__PAGE TEXT__
#####
Actually, not totally accurate ... sendmail has a 'RunAs' option for those
that don't wish to have it run as root,
True, it doesn't *have* to be root, but the loadavg code still requires
privileges beyond those of mere mortals (as does listening on port 25,
last I checked).
On my HPUX box:
$ ls -l /dev/kmem
crw-r----- 1 bin sys 3 0x000001 Jun 10 1996 /dev/kmem
so postgres would have to run setuid bin or setgid sys to read the load
average. Either one is equivalent to giving an attacker the keys to the
kingdom (overwrite a few key /usr/bin/ executables and wait for root to
run one...)
On Linux and BSD it seems to be more common to put /dev/kmem into a
specialized group "kmem", so running postgres as setgid kmem is not so
immediately dangerous. Still, do you think it's a good idea to let an
attacker have open-ended rights to read your kernel memory? It wouldn't
take too much effort to sniff passwords, for example.
#####
(Image region annotations)

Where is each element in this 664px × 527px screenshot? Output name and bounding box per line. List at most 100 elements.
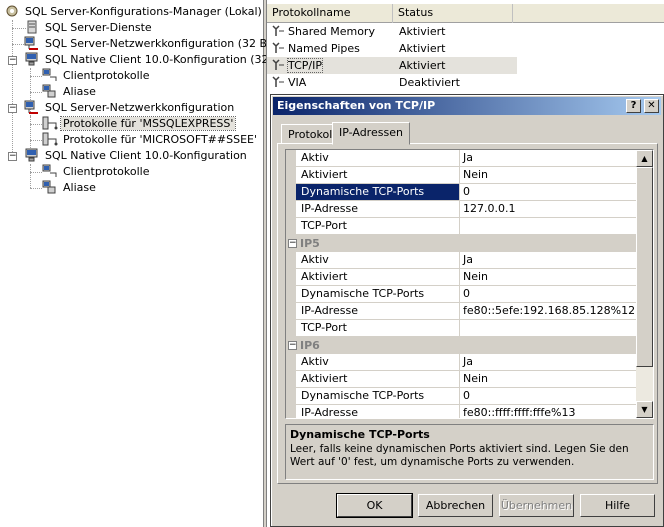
- tree-item-client-protocols-32[interactable]: Clientprotokolle: [42, 68, 151, 84]
- category-expander[interactable]: −: [288, 341, 297, 350]
- list-header: Protokollname Status: [267, 4, 664, 23]
- tree-item-label: Aliase: [63, 85, 96, 98]
- grid-row[interactable]: Aktiviert Nein: [296, 167, 636, 184]
- property-value[interactable]: Ja: [461, 354, 636, 370]
- list-row-named-pipes[interactable]: Named Pipes Aktiviert: [267, 40, 664, 57]
- protocol-status: Aktiviert: [399, 59, 446, 72]
- property-value[interactable]: Nein: [461, 371, 636, 387]
- property-key: TCP-Port: [296, 320, 460, 336]
- tree-item-client-protocols[interactable]: Clientprotokolle: [42, 164, 151, 180]
- tree-item-label: SQL Server-Konfigurations-Manager (Lokal…: [25, 5, 262, 18]
- property-value[interactable]: 0: [461, 286, 636, 302]
- cancel-button[interactable]: Abbrechen: [418, 494, 493, 517]
- tree-item-network-config[interactable]: SQL Server-Netzwerkkonfiguration: [24, 100, 236, 116]
- grid-category-ip5[interactable]: − IP5: [286, 235, 636, 252]
- tree-expander[interactable]: −: [8, 104, 17, 113]
- tree-item-aliases-32[interactable]: Aliase: [42, 84, 98, 100]
- tree-connector: [30, 172, 42, 173]
- protocols-icon: [42, 116, 58, 130]
- scroll-down-icon[interactable]: ▼: [636, 401, 653, 418]
- tree-connector: [12, 20, 13, 156]
- tree-expander[interactable]: −: [8, 56, 17, 65]
- help-button[interactable]: Hilfe: [580, 494, 655, 517]
- property-value[interactable]: [461, 218, 636, 234]
- tree-item-native-client-32[interactable]: SQL Native Client 10.0-Konfiguration (32…: [24, 52, 293, 68]
- protocol-icon: [272, 76, 284, 87]
- property-value[interactable]: Ja: [461, 252, 636, 268]
- property-key: Aktiv: [296, 150, 460, 166]
- protocol-name: VIA: [288, 76, 307, 89]
- tree-item-label: Protokolle für 'MICROSOFT##SSEE': [63, 133, 257, 146]
- scroll-thumb[interactable]: [636, 167, 653, 367]
- property-value[interactable]: 127.0.0.1: [461, 201, 636, 217]
- tree-item-root[interactable]: SQL Server-Konfigurations-Manager (Lokal…: [4, 4, 264, 20]
- column-header-status[interactable]: Status: [393, 4, 513, 23]
- vertical-scrollbar[interactable]: ▲ ▼: [636, 150, 653, 418]
- client-protocols-icon: [42, 68, 57, 81]
- category-expander[interactable]: −: [288, 239, 297, 248]
- property-value[interactable]: [461, 320, 636, 336]
- property-value[interactable]: fe80::ffff:ffff:fffe%13: [461, 405, 636, 418]
- tree-item-protocols-ssee[interactable]: Protokolle für 'MICROSOFT##SSEE': [42, 132, 259, 148]
- list-row-via[interactable]: VIA Deaktiviert: [267, 74, 664, 91]
- tree-item-network-config-32[interactable]: SQL Server-Netzwerkkonfiguration (32 Bit…: [24, 36, 281, 52]
- config-manager-icon: [6, 5, 18, 17]
- grid-row[interactable]: IP-Adresse fe80::5efe:192.168.85.128%12: [296, 303, 636, 320]
- grid-gutter: [286, 150, 296, 418]
- property-value[interactable]: 0: [461, 184, 636, 200]
- ok-button[interactable]: OK: [336, 493, 413, 518]
- close-button[interactable]: ✕: [644, 99, 659, 113]
- grid-row-selected[interactable]: Dynamische TCP-Ports 0: [296, 184, 636, 201]
- dialog-titlebar[interactable]: Eigenschaften von TCP/IP ? ✕: [273, 97, 661, 115]
- scroll-up-icon[interactable]: ▲: [636, 150, 653, 167]
- tree-item-server-services[interactable]: SQL Server-Dienste: [24, 20, 154, 36]
- protocol-status: Aktiviert: [399, 42, 446, 55]
- apply-button[interactable]: Übernehmen: [499, 494, 574, 517]
- property-key: IP-Adresse: [296, 201, 460, 217]
- protocol-status: Deaktiviert: [399, 76, 460, 89]
- grid-row[interactable]: Aktiv Ja: [296, 354, 636, 371]
- grid-row[interactable]: Aktiviert Nein: [296, 371, 636, 388]
- native-client-icon: [25, 52, 38, 66]
- grid-row[interactable]: TCP-Port: [296, 218, 636, 235]
- tree-item-aliases[interactable]: Aliase: [42, 180, 98, 196]
- grid-row[interactable]: Aktiv Ja: [296, 150, 636, 167]
- tree-pane[interactable]: − − − SQL Server-Konfigurations-Manager …: [0, 0, 291, 527]
- tree-connector: [30, 116, 31, 148]
- property-key: Aktiviert: [296, 167, 460, 183]
- grid-row[interactable]: Dynamische TCP-Ports 0: [296, 286, 636, 303]
- grid-row[interactable]: Aktiv Ja: [296, 252, 636, 269]
- protocol-name: Shared Memory: [288, 25, 375, 38]
- property-value[interactable]: Nein: [461, 167, 636, 183]
- property-key: Aktiv: [296, 252, 460, 268]
- grid-row[interactable]: Aktiviert Nein: [296, 269, 636, 286]
- property-value[interactable]: Ja: [461, 150, 636, 166]
- client-protocols-icon: [42, 164, 57, 177]
- tree-item-protocols-mssqlexpress[interactable]: Protokolle für 'MSSQLEXPRESS': [42, 116, 237, 132]
- category-name: IP6: [300, 339, 320, 352]
- help-title-button[interactable]: ?: [626, 99, 641, 113]
- tab-ip-adressen[interactable]: IP-Adressen: [332, 122, 410, 145]
- property-grid[interactable]: Aktiv Ja Aktiviert Nein Dynamische TCP-Por…: [285, 149, 654, 419]
- property-value[interactable]: 0: [461, 388, 636, 404]
- tree-item-label: Protokolle für 'MSSQLEXPRESS': [59, 116, 237, 131]
- property-value[interactable]: Nein: [461, 269, 636, 285]
- list-row-tcp-ip[interactable]: TCP/IP Aktiviert: [267, 57, 517, 74]
- list-row-shared-memory[interactable]: Shared Memory Aktiviert: [267, 23, 664, 40]
- category-name: IP5: [300, 237, 320, 250]
- dialog-title: Eigenschaften von TCP/IP: [277, 99, 436, 112]
- tree-item-native-client[interactable]: SQL Native Client 10.0-Konfiguration: [24, 148, 249, 164]
- property-value[interactable]: fe80::5efe:192.168.85.128%12: [461, 303, 636, 319]
- grid-row[interactable]: TCP-Port: [296, 320, 636, 337]
- properties-dialog: Eigenschaften von TCP/IP ? ✕ Protokoll I…: [270, 94, 664, 527]
- grid-row[interactable]: IP-Adresse fe80::ffff:ffff:fffe%13: [296, 405, 636, 418]
- grid-row[interactable]: IP-Adresse 127.0.0.1: [296, 201, 636, 218]
- aliases-icon: [42, 180, 56, 194]
- protocol-name: TCP/IP: [287, 58, 323, 73]
- grid-category-ip6[interactable]: − IP6: [286, 337, 636, 354]
- protocols-icon: [42, 132, 58, 146]
- column-header-protocol[interactable]: Protokollname: [267, 4, 393, 23]
- grid-row[interactable]: Dynamische TCP-Ports 0: [296, 388, 636, 405]
- tree-expander[interactable]: −: [8, 152, 17, 161]
- aliases-icon: [42, 84, 56, 98]
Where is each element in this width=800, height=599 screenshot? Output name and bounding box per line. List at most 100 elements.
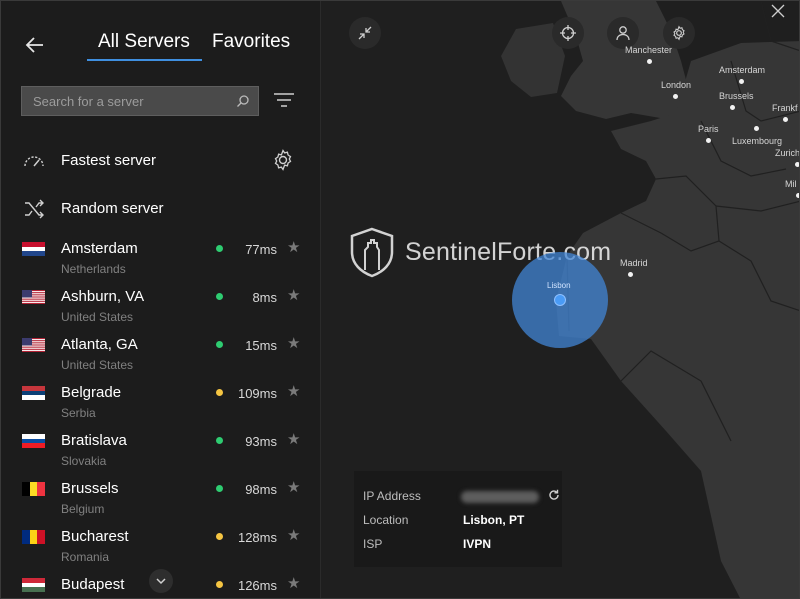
city-label: Frankf: [772, 103, 798, 113]
star-icon[interactable]: ★: [287, 574, 300, 592]
server-country: Netherlands: [61, 262, 126, 276]
server-city: Ashburn, VA: [61, 288, 145, 305]
map-view[interactable]: Manchester London Amsterdam Brussels Fra…: [321, 1, 800, 598]
star-icon[interactable]: ★: [287, 526, 300, 544]
flag-serbia-icon: [22, 386, 45, 400]
status-dot: [216, 389, 223, 396]
speedometer-icon: [24, 156, 44, 167]
server-row-bucharest[interactable]: Bucharest Romania 128ms ★: [1, 525, 320, 573]
server-city: Brussels: [61, 480, 119, 497]
collapse-map-button[interactable]: [349, 17, 381, 49]
city-marker[interactable]: [706, 138, 711, 143]
server-city: Bratislava: [61, 432, 127, 449]
server-ping: 98ms: [245, 482, 277, 497]
city-marker[interactable]: [730, 105, 735, 110]
location-row: Location Lisbon, PT: [363, 513, 553, 529]
crosshair-icon: [560, 25, 576, 41]
server-country: Belgium: [61, 502, 105, 516]
server-city: Belgrade: [61, 384, 122, 401]
server-ping: 126ms: [237, 578, 277, 593]
city-label: Luxembourg: [732, 136, 783, 146]
flag-slovakia-icon: [22, 434, 45, 448]
connection-info-panel: IP Address Location Lisbon, PT ISP IVPN: [354, 471, 562, 567]
star-icon[interactable]: ★: [287, 382, 300, 400]
filter-icon[interactable]: [274, 92, 294, 108]
star-icon[interactable]: ★: [287, 334, 300, 352]
server-row-ashburn[interactable]: Ashburn, VA United States 8ms ★: [1, 285, 320, 333]
server-ping: 128ms: [237, 530, 277, 545]
status-dot: [216, 437, 223, 444]
status-dot: [216, 245, 223, 252]
flag-united-states-icon: [22, 290, 45, 304]
server-row-amsterdam[interactable]: Amsterdam Netherlands 77ms ★: [1, 237, 320, 285]
city-label: London: [661, 80, 692, 90]
close-icon[interactable]: [770, 3, 786, 19]
server-ping: 93ms: [245, 434, 277, 449]
city-marker[interactable]: [783, 117, 788, 122]
back-arrow-icon[interactable]: [23, 33, 47, 57]
server-city: Bucharest: [61, 528, 129, 545]
collapse-icon: [358, 26, 372, 40]
flag-netherlands-icon: [22, 242, 45, 256]
active-tab-indicator: [87, 59, 202, 61]
server-country: Slovakia: [61, 454, 107, 468]
ip-label: IP Address: [363, 489, 421, 503]
city-label: Manchester: [625, 45, 673, 55]
city-marker[interactable]: [754, 126, 759, 131]
flag-hungary-icon: [22, 578, 45, 592]
server-city: Atlanta, GA: [61, 336, 138, 353]
city-marker[interactable]: [739, 79, 744, 84]
fastest-server-label: Fastest server: [61, 152, 157, 169]
tab-all-servers[interactable]: All Servers: [98, 31, 190, 53]
scroll-down-button[interactable]: [149, 569, 173, 593]
status-dot: [216, 581, 223, 588]
city-marker[interactable]: [647, 59, 652, 64]
server-row-belgrade[interactable]: Belgrade Serbia 109ms ★: [1, 381, 320, 429]
status-dot: [216, 485, 223, 492]
locate-button[interactable]: [552, 17, 584, 49]
city-marker[interactable]: [673, 94, 678, 99]
city-marker[interactable]: [796, 193, 799, 198]
connected-city-marker[interactable]: [554, 294, 566, 306]
gear-icon: [673, 25, 685, 41]
city-label: Paris: [698, 124, 719, 134]
random-server-label: Random server: [61, 200, 164, 217]
star-icon[interactable]: ★: [287, 478, 300, 496]
server-row-atlanta[interactable]: Atlanta, GA United States 15ms ★: [1, 333, 320, 381]
city-label: Brussels: [719, 91, 754, 101]
server-country: Romania: [61, 550, 110, 564]
server-ping: 77ms: [245, 242, 277, 257]
shield-logo-icon: [350, 227, 394, 278]
city-label: Zurich: [775, 148, 800, 158]
star-icon[interactable]: ★: [287, 238, 300, 256]
city-marker[interactable]: [795, 162, 799, 167]
search-icon[interactable]: [236, 94, 250, 108]
flag-belgium-icon: [22, 482, 45, 496]
server-sidebar: All Servers Favorites Fastest server Ran: [1, 1, 321, 598]
user-icon: [616, 26, 630, 41]
server-country: United States: [61, 358, 134, 372]
server-city: Amsterdam: [61, 240, 138, 257]
connected-city-label: Lisbon: [547, 281, 571, 290]
isp-label: ISP: [363, 537, 383, 551]
refresh-icon[interactable]: [548, 489, 560, 501]
status-dot: [216, 533, 223, 540]
location-value: Lisbon, PT: [463, 513, 525, 527]
location-label: Location: [363, 513, 409, 527]
chevron-down-icon: [156, 578, 166, 585]
star-icon[interactable]: ★: [287, 430, 300, 448]
isp-value: IVPN: [463, 537, 492, 551]
gear-icon[interactable]: [271, 148, 295, 172]
ip-value-redacted: [461, 491, 539, 503]
city-marker[interactable]: [628, 272, 633, 277]
search-input[interactable]: [22, 87, 258, 115]
server-row-brussels[interactable]: Brussels Belgium 98ms ★: [1, 477, 320, 525]
status-dot: [216, 341, 223, 348]
server-city: Budapest: [61, 576, 125, 593]
status-dot: [216, 293, 223, 300]
ip-row: IP Address: [363, 489, 559, 505]
tab-favorites[interactable]: Favorites: [212, 31, 290, 53]
star-icon[interactable]: ★: [287, 286, 300, 304]
server-row-bratislava[interactable]: Bratislava Slovakia 93ms ★: [1, 429, 320, 477]
random-server-row[interactable]: Random server: [1, 189, 320, 229]
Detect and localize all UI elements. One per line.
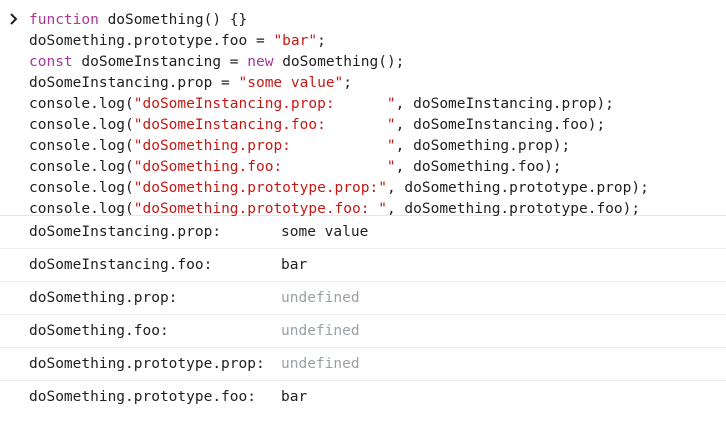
#####
__EXERCISE TASKS__
a – Within the rows, begin at the line that has "city-label: Frankf: [772, 103, 798, 113]" and stop after the line that has "city-marker[interactable]: [739, 79, 744, 84]". Write out that stretch again, swapping each "server-ping" for "server-latency" and leaving everything else as it is.
b – Continue the text on reading the load average through /dev/kmem, starting where it stops.
The text and the rows have no connection to each other.

__FINAL RESULTS__
a –
city-label: Frankf: [772, 103, 798, 113]
star-icon[interactable]: ★: [287, 574, 300, 592]
server-country: Netherlands: [61, 262, 126, 276]
server-city: Ashburn, VA: [61, 288, 145, 305]
map-view[interactable]: Manchester London Amsterdam Brussels Fra…: [321, 1, 800, 598]
star-icon[interactable]: ★: [287, 526, 300, 544]
flag-serbia-icon: [22, 386, 45, 400]
status-dot: [216, 389, 223, 396]
speedometer-icon: [24, 156, 44, 167]
server-row-bucharest[interactable]: Bucharest Romania 128ms ★: [1, 525, 320, 573]
server-city: Brussels: [61, 480, 119, 497]
collapse-map-button[interactable]: [349, 17, 381, 49]
city-marker[interactable]: [706, 138, 711, 143]
server-city: Bratislava: [61, 432, 127, 449]
server-latency: 98ms: [245, 482, 277, 497]
city-marker[interactable]: [730, 105, 735, 110]
location-row: Location Lisbon, PT: [363, 513, 553, 529]
crosshair-icon: [560, 25, 576, 41]
server-country: Belgium: [61, 502, 105, 516]
server-city: Belgrade: [61, 384, 122, 401]
server-latency: 126ms: [237, 578, 277, 593]
city-label: Luxembourg: [732, 136, 783, 146]
flag-slovakia-icon: [22, 434, 45, 448]
connection-info-panel: IP Address Location Lisbon, PT ISP IVPN: [354, 471, 562, 567]
star-icon[interactable]: ★: [287, 382, 300, 400]
filter-icon[interactable]: [274, 92, 294, 108]
star-icon[interactable]: ★: [287, 334, 300, 352]
server-row-ashburn[interactable]: Ashburn, VA United States 8ms ★: [1, 285, 320, 333]
server-latency: 128ms: [237, 530, 277, 545]
status-dot: [216, 437, 223, 444]
status-dot: [216, 245, 223, 252]
flag-united-states-icon: [22, 290, 45, 304]
server-row-amsterdam[interactable]: Amsterdam Netherlands 77ms ★: [1, 237, 320, 285]
city-label: London: [661, 80, 692, 90]
close-icon[interactable]: [770, 3, 786, 19]
server-latency: 93ms: [245, 434, 277, 449]
city-marker[interactable]: [783, 117, 788, 122]
back-arrow-icon[interactable]: [23, 33, 47, 57]
server-city: Bucharest: [61, 528, 129, 545]
collapse-icon: [358, 26, 372, 40]
flag-netherlands-icon: [22, 242, 45, 256]
active-tab-indicator: [87, 59, 202, 61]
server-country: Slovakia: [61, 454, 107, 468]
ip-label: IP Address: [363, 489, 421, 503]
city-label: Manchester: [625, 45, 673, 55]
city-marker[interactable]: [754, 126, 759, 131]
flag-hungary-icon: [22, 578, 45, 592]
server-city: Atlanta, GA: [61, 336, 138, 353]
city-marker[interactable]: [739, 79, 744, 84]

b –
Basically, if we do this then we are abandoning the notion that Postgres
runs as an unprivileged user. I think that's a BAD idea, especially in
an environment that's open enough that you might feel the need to
load-throttle your users. By definition you do not trust them, eh?
A less dangerous way of approaching it might be to have an option
whereby the postmaster invokes 'uptime' via system() every so often
(maybe once a minute?) and throttles on the basis of the results.
The reaction time would be poorer, but security would be a whole lot
better.
regards, tom lane
* Larry Rosenman <ler@lerctr.org> [010423 21:45]:
* The Hermit Hacker <scrappy@hub.org> [010423 21:38]:
On Mon, 23 Apr 2001, Tom Lane wrote:
The Hermit Hacker <scrappy@hub.org> writes:
sendmail does it now, and, apparently relatively portable across OSs ...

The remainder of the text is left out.